GIVEN EXERCISE = Gather every line in the records below that contains the word "station".

[Stored entries]
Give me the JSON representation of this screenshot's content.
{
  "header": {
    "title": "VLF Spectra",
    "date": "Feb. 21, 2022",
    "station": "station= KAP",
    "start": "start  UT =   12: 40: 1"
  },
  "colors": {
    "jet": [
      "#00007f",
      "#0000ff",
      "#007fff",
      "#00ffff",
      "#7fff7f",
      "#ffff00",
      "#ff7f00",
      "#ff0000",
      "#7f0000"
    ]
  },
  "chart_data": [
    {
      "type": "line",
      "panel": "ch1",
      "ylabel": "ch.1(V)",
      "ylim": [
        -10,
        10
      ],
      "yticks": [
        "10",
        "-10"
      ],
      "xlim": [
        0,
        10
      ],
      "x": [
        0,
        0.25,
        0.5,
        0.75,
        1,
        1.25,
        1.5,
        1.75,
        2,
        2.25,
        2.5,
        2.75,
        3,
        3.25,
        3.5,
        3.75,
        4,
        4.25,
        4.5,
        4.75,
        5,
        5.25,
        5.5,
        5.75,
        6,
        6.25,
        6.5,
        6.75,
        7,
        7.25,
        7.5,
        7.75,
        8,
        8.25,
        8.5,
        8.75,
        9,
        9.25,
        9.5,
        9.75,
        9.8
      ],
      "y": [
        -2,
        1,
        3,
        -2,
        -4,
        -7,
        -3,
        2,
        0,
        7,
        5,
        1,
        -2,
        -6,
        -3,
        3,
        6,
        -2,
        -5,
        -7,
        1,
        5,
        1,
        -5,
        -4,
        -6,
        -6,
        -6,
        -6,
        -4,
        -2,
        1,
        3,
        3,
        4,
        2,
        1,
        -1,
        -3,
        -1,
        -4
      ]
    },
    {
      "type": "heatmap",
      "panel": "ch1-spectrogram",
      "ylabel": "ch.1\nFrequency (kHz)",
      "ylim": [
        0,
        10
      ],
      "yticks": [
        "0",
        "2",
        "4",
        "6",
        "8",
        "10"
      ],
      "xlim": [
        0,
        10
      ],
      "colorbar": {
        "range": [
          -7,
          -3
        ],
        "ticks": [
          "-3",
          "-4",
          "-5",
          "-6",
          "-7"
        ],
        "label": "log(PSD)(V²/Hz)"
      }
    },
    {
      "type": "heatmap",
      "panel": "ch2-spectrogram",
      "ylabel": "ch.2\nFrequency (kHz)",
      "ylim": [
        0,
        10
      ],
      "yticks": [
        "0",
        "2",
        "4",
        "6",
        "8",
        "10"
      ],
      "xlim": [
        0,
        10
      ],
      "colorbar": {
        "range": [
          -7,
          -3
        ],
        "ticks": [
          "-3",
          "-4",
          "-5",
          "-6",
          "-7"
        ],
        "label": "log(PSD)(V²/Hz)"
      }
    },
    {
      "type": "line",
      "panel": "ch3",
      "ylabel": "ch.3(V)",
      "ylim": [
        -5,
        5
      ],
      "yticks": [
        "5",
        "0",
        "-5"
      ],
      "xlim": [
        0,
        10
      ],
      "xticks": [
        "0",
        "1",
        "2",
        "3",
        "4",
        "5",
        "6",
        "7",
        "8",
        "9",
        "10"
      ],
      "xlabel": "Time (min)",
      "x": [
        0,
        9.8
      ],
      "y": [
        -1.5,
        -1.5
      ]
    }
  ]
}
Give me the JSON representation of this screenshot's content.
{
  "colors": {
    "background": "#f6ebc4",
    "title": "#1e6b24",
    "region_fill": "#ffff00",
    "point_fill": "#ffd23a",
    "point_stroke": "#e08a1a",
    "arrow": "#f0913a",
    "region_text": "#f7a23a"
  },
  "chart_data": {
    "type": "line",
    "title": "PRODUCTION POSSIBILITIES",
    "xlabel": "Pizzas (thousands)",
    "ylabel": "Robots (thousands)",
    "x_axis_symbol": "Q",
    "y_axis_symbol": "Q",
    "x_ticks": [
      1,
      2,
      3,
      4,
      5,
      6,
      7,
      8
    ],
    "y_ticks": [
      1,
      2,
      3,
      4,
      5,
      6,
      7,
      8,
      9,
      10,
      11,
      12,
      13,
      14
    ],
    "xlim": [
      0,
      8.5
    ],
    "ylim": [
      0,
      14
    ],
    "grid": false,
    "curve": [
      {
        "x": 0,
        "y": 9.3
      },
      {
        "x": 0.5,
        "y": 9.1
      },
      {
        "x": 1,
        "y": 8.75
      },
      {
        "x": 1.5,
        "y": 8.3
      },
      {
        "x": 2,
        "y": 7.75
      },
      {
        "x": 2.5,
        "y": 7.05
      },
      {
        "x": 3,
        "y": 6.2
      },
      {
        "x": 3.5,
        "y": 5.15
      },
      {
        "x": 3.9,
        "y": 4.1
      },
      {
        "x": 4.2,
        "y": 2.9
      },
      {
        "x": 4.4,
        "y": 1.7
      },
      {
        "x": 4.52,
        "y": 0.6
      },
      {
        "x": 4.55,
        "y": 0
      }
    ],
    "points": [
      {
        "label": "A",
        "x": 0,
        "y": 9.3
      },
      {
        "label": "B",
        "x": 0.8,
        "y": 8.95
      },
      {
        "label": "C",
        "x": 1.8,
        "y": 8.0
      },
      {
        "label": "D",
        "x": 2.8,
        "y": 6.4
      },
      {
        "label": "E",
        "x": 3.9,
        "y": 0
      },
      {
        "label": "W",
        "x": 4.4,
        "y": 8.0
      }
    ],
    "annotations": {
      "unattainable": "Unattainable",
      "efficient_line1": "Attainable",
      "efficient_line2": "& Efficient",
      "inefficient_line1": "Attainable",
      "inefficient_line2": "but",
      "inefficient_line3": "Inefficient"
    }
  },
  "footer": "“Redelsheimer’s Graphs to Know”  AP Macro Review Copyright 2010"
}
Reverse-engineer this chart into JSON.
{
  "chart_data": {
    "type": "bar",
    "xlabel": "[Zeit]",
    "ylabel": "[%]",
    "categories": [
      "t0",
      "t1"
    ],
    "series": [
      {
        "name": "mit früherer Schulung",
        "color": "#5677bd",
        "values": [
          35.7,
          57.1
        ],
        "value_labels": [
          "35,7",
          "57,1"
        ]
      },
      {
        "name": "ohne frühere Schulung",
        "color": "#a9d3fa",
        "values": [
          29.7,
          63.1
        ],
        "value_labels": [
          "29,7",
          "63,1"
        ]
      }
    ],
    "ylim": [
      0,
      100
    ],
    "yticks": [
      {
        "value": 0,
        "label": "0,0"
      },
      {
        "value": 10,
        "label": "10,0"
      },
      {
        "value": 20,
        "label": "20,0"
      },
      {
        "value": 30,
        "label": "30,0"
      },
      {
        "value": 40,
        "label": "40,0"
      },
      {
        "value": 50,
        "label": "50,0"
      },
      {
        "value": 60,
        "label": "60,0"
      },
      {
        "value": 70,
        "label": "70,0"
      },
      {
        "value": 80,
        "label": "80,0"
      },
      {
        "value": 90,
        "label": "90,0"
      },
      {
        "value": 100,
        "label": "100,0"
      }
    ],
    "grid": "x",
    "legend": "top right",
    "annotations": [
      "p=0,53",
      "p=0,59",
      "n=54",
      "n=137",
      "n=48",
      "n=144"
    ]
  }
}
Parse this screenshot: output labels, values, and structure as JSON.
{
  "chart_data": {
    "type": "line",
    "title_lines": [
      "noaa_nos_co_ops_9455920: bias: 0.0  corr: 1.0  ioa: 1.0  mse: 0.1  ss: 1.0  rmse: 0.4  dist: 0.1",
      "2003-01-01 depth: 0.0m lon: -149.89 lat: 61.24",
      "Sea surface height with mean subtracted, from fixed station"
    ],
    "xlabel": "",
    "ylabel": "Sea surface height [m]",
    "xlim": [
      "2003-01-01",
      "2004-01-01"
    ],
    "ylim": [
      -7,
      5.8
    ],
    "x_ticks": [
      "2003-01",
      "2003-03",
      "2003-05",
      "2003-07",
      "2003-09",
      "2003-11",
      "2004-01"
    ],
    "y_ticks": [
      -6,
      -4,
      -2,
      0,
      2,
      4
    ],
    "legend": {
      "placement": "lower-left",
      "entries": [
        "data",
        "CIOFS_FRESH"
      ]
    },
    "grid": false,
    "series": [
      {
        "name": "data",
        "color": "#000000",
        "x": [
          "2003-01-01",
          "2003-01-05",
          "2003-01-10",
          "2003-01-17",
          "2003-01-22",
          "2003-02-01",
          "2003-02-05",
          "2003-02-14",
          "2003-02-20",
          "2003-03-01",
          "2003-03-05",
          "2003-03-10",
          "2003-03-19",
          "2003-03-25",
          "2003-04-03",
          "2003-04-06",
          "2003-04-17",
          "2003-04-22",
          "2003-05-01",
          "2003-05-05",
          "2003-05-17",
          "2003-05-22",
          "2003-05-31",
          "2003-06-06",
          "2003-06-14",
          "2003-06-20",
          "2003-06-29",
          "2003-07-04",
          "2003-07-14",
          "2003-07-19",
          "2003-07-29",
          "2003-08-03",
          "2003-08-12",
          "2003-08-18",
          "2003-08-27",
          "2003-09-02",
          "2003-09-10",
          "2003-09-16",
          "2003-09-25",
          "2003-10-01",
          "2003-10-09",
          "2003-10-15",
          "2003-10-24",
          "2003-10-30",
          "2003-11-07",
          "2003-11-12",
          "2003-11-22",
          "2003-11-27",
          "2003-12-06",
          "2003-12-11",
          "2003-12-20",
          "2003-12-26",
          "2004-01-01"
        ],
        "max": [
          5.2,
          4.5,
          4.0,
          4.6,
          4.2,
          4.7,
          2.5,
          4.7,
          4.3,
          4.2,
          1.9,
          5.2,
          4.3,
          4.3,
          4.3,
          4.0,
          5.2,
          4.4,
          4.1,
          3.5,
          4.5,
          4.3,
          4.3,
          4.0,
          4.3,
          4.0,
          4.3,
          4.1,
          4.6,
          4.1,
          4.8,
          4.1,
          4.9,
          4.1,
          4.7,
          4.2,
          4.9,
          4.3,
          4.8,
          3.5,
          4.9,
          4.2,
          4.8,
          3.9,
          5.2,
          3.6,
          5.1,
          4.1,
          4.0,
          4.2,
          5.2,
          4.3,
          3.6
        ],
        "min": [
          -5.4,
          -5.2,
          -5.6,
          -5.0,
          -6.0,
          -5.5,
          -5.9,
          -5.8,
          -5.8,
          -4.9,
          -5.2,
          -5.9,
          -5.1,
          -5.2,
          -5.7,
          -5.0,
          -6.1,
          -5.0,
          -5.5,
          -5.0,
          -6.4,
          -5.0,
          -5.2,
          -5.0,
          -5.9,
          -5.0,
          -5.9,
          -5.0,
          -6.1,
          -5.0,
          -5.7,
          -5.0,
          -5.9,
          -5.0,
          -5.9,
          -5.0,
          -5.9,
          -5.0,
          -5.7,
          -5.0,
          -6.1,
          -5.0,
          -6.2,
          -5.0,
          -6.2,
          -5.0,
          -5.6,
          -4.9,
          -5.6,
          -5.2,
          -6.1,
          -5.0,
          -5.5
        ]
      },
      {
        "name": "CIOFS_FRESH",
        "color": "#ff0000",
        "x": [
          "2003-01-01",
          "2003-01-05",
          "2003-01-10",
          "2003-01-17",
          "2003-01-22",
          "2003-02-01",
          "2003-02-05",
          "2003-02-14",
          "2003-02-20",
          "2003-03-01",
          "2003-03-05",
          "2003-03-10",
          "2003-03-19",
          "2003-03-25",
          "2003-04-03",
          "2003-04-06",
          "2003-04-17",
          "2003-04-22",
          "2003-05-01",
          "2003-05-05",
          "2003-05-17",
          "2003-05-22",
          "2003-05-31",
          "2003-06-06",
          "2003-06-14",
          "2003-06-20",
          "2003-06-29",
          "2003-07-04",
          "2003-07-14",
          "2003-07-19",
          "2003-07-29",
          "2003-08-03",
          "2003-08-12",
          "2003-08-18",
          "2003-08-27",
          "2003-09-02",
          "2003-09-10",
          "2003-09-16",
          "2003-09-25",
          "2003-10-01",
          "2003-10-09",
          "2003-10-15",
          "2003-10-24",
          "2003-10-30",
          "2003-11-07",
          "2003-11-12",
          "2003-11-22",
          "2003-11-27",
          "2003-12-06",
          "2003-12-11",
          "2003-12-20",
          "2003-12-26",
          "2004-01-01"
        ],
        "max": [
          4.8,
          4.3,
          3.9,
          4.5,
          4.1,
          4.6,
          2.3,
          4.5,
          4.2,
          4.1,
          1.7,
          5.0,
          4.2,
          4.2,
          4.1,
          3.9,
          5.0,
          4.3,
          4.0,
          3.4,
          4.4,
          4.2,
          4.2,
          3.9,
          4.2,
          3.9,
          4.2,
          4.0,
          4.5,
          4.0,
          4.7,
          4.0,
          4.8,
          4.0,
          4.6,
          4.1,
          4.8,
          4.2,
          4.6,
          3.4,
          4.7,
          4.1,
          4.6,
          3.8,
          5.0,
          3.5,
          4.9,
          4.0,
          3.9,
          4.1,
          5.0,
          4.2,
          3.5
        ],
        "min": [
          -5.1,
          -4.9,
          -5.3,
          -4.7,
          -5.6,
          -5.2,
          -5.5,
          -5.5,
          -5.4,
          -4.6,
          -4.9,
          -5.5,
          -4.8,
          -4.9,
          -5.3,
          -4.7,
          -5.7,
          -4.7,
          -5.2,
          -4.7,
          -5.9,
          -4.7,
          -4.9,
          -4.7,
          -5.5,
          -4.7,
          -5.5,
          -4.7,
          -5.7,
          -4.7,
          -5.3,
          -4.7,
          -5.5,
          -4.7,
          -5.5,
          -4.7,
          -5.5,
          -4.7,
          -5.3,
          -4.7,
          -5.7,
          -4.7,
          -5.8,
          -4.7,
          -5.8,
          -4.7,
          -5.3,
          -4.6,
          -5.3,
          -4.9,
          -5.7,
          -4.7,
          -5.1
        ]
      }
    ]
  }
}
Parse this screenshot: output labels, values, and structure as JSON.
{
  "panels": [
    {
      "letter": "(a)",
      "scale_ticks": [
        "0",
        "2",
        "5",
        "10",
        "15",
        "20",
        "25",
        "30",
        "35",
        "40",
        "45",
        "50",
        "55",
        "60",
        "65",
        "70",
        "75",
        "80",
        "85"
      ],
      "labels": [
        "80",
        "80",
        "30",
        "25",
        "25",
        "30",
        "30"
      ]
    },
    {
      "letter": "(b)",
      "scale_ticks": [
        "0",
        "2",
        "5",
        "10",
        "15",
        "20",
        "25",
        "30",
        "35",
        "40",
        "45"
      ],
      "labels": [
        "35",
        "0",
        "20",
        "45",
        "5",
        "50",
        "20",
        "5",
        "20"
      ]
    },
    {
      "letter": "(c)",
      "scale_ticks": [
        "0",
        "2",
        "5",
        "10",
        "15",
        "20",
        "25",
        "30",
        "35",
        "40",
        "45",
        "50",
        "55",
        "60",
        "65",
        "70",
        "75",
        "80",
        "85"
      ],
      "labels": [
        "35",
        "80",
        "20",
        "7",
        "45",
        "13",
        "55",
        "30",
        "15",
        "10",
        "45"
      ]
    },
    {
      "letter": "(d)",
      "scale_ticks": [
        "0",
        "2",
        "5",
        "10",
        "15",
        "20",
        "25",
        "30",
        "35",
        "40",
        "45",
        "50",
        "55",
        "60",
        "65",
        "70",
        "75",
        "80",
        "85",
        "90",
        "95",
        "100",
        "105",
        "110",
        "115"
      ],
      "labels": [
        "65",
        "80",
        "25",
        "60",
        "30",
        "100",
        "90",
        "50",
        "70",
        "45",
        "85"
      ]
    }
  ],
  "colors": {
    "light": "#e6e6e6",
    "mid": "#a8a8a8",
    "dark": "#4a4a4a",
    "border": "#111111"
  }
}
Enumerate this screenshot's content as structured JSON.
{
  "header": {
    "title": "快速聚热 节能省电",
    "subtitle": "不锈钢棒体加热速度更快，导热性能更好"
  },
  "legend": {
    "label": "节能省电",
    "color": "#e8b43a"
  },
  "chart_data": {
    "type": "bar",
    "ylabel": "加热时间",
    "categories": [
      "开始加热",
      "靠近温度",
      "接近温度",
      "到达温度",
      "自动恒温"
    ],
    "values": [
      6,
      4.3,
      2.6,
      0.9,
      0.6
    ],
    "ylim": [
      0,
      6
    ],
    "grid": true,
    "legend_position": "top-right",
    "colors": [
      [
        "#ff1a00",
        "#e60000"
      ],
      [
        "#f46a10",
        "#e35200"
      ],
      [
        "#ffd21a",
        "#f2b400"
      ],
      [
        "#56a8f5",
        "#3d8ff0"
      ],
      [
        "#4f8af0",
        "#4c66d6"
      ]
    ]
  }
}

CORRECT OUTPUT =
    "station": "station= KAP",
      "Sea surface height with mean subtracted, from fixed station"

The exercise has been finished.